TEXT EXCERPT -
○ ○ ○
If more of us had learned the parallel origins of the abolitionist and suffragist movements, there might have been less surprise when a new movement called “women’s liberation” grew out of the politicization of white and black women in the civil rights movement of the 1960s. Certainly, a familiarity with the words of Frederick Douglass might have prevented some of the white and black men in both the civil rights and peace movements from feeling that their power depended on women’s second-class role, or from seeing that they themselves were sometimes waging a sexual war against women, in Vietnam villages and at home. If women had been taught that feelings of emotional connection to other powerless groups were logical—that women also lacked power as a caste, and might feel understandably supportive when peace or civil rights sit-ins rejected violence as a proof of manhood—certainly I and many other women of my generation would have wasted less time being mystified by our unexpected and intense sense of identification with all the “wrong” groups: the black movement, migrant workers, and male contemporaries who were defying the “masculine” role by refusing to fight in Vietnam.
As it was, however, suffragists were often portrayed as boring, ludicrous bluestockings when they were in history books at all: certainly no heroines you would need in modern America where women were, as male authorities kept telling us resentfully, “the most privileged in the world.” Some of us were further discouraged from exploring our human strengths by accusations of Freudian penis envy, the dominating-mother syndrome, careerism, a black matriarchy that was (according to some white sociologists) more dangerous to black men than white racism, plus other punishable offenses. Men often emerged from World War II, Freudian analysis, and locker rooms with vague threats to replace any uppity woman with a more subservient one—an Asian or European war bride instead of a “spoiled” American, for instance, or a “feminine” white woman to replace a black “matriarch,” or just some worshipful young “other woman” to replace an uppity wife.
There were many painful years of reinventing the wheel before we relearned the lessons that our foremothers could have taught us: that a mythology of inferiority based on sex and race was being used to turn both groups into a giant support system. Limited intellectual ability, childlike natures, special job skills (always the poorly paid ones), greater emotionalism and closeness to nature, an inability to get along with our own group, chronic lateness and irresponsibility, happiness with our “natural” place—all these parallel myths were used in some degree against women of every race and men of color.
○ ○ ○
Element placement data -
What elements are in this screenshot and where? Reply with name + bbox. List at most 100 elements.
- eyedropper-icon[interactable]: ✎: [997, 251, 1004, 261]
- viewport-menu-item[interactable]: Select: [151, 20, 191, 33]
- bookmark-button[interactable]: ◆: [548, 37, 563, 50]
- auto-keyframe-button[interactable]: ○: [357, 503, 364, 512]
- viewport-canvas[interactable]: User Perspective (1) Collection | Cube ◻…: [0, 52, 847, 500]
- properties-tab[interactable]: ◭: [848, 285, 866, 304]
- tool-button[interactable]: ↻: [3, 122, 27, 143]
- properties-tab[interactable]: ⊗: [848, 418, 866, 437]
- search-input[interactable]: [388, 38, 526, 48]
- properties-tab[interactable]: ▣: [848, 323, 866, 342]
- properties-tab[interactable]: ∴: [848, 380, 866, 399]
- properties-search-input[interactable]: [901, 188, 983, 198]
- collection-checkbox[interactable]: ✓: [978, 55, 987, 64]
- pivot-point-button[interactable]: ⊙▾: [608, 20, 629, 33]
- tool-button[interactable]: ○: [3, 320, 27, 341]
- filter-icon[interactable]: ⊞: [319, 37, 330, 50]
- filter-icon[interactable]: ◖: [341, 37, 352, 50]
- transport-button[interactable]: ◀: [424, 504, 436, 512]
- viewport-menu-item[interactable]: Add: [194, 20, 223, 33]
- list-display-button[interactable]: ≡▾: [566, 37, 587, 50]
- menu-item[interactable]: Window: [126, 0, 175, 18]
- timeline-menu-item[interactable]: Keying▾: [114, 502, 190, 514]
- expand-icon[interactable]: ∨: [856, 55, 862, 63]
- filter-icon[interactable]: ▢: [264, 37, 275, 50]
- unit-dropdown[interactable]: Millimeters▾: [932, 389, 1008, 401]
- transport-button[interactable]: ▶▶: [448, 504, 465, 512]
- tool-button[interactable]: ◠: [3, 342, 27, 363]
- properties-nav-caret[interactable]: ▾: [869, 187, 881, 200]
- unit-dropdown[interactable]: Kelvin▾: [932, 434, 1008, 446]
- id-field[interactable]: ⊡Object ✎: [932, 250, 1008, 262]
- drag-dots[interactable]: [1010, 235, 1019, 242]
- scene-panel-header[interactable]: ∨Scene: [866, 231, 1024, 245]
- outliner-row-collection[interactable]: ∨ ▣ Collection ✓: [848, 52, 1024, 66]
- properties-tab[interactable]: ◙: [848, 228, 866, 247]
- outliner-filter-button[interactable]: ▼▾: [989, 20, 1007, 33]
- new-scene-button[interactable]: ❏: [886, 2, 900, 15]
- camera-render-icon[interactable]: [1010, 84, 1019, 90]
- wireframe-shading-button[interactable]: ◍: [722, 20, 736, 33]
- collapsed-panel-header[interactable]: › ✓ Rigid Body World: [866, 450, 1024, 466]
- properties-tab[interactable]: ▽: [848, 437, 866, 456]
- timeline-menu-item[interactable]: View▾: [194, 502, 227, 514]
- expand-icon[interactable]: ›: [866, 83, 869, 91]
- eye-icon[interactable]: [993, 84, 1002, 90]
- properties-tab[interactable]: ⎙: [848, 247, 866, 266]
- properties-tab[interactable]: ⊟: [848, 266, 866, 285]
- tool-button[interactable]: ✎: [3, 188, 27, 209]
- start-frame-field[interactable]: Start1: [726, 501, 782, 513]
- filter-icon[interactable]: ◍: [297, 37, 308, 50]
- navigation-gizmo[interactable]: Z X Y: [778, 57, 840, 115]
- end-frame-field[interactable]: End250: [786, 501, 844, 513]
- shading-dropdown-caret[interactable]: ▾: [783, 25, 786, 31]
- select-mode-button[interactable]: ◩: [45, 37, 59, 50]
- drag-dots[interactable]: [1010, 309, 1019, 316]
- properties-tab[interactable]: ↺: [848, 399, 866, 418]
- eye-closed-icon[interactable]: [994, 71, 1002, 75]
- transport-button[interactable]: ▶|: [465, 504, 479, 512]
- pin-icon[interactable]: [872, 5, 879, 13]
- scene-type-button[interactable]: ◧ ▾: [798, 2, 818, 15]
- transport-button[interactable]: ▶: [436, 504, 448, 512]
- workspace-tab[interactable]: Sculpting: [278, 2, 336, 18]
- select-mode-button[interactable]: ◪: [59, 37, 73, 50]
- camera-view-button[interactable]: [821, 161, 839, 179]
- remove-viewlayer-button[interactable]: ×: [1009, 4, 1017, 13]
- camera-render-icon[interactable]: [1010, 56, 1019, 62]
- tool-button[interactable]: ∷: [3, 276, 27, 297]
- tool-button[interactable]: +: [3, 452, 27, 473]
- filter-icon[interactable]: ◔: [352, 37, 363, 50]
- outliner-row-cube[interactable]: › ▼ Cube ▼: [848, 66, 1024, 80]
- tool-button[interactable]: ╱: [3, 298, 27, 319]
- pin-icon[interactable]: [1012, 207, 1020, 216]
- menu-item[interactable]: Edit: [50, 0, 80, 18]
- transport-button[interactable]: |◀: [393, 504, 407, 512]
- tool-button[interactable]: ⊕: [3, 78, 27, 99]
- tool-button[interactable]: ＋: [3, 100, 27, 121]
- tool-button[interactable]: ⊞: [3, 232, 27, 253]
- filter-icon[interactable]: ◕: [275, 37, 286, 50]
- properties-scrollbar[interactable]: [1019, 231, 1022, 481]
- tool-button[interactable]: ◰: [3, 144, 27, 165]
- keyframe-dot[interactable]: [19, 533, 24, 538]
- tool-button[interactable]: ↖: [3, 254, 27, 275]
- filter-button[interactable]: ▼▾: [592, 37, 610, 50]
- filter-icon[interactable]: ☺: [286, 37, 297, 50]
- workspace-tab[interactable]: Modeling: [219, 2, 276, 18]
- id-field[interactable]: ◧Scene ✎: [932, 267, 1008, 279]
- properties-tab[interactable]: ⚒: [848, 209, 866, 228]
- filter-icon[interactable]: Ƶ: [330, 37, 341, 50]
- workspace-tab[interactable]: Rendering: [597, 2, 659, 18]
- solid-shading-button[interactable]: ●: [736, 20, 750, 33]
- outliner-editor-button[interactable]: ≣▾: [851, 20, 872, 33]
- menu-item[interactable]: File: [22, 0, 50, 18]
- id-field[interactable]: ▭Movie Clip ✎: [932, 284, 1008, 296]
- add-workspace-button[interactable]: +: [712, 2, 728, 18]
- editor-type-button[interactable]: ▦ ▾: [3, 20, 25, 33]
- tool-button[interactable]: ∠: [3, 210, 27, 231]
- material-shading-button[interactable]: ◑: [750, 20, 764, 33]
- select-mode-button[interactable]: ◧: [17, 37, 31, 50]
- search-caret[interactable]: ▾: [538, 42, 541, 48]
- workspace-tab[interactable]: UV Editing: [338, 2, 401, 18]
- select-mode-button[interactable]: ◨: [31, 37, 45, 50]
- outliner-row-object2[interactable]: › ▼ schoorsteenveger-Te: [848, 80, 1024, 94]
○ ○ ○
TASKS TO COMPLETE -
a. In the excerpt, what did male authorities resentfully keep telling women about women in modern America?
b. Please copy the part of the entries that opens with their first line and closes with the line containing "389, 1008, 401]", including both of those lines.
These entries have no connection to the excerpt.

EXPECTED RESPONSES -
a. They kept saying that women were "the most privileged in the world."

b.
What elements are in this screenshot and where? Reply with name + bbox. List at most 100 elements.
- eyedropper-icon[interactable]: ✎: [997, 251, 1004, 261]
- viewport-menu-item[interactable]: Select: [151, 20, 191, 33]
- bookmark-button[interactable]: ◆: [548, 37, 563, 50]
- auto-keyframe-button[interactable]: ○: [357, 503, 364, 512]
- viewport-canvas[interactable]: User Perspective (1) Collection | Cube ◻…: [0, 52, 847, 500]
- properties-tab[interactable]: ◭: [848, 285, 866, 304]
- tool-button[interactable]: ↻: [3, 122, 27, 143]
- properties-tab[interactable]: ⊗: [848, 418, 866, 437]
- search-input[interactable]: [388, 38, 526, 48]
- properties-tab[interactable]: ▣: [848, 323, 866, 342]
- properties-tab[interactable]: ∴: [848, 380, 866, 399]
- properties-search-input[interactable]: [901, 188, 983, 198]
- collection-checkbox[interactable]: ✓: [978, 55, 987, 64]
- pivot-point-button[interactable]: ⊙▾: [608, 20, 629, 33]
- tool-button[interactable]: ○: [3, 320, 27, 341]
- filter-icon[interactable]: ⊞: [319, 37, 330, 50]
- filter-icon[interactable]: ◖: [341, 37, 352, 50]
- transport-button[interactable]: ◀: [424, 504, 436, 512]
- viewport-menu-item[interactable]: Add: [194, 20, 223, 33]
- list-display-button[interactable]: ≡▾: [566, 37, 587, 50]
- menu-item[interactable]: Window: [126, 0, 175, 18]
- timeline-menu-item[interactable]: Keying▾: [114, 502, 190, 514]
- expand-icon[interactable]: ∨: [856, 55, 862, 63]
- filter-icon[interactable]: ▢: [264, 37, 275, 50]
- unit-dropdown[interactable]: Millimeters▾: [932, 389, 1008, 401]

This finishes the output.